YOUR TASK:
Check each line of the records for "Funds"; collect those that have it.

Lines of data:

= = =

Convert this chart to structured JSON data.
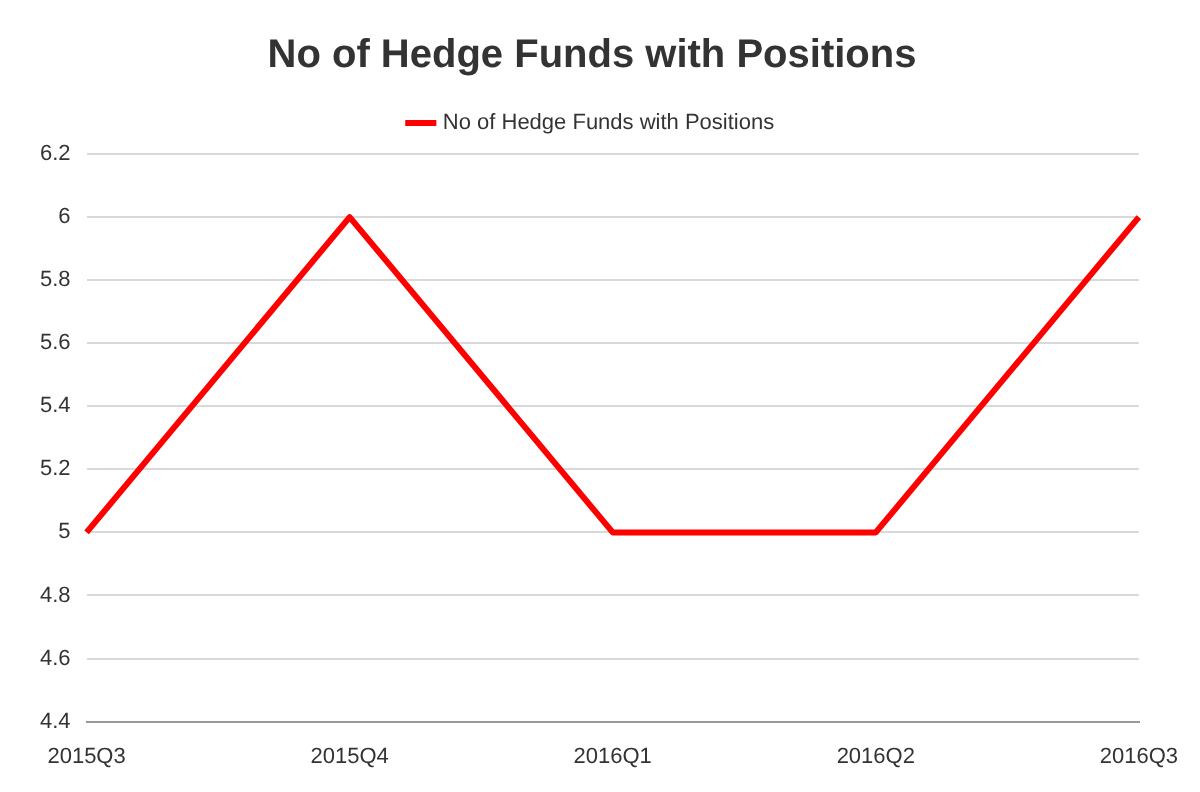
{
  "chart_data": {
    "type": "line",
    "title": "No of Hedge Funds with Positions",
    "categories": [
      "2015Q3",
      "2015Q4",
      "2016Q1",
      "2016Q2",
      "2016Q3"
    ],
    "series": [
      {
        "name": "No of Hedge Funds with Positions",
        "color": "#ff0000",
        "values": [
          5,
          6,
          5,
          5,
          6
        ]
      }
    ],
    "ylim": [
      4.4,
      6.2
    ],
    "yticks": [
      4.4,
      4.6,
      4.8,
      5,
      5.2,
      5.4,
      5.6,
      5.8,
      6,
      6.2
    ],
    "grid": "y",
    "legend": "top",
    "marker": "none"
  }
}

= = =

FINAL RESULT:
    "title": "No of Hedge Funds with Positions",
        "name": "No of Hedge Funds with Positions",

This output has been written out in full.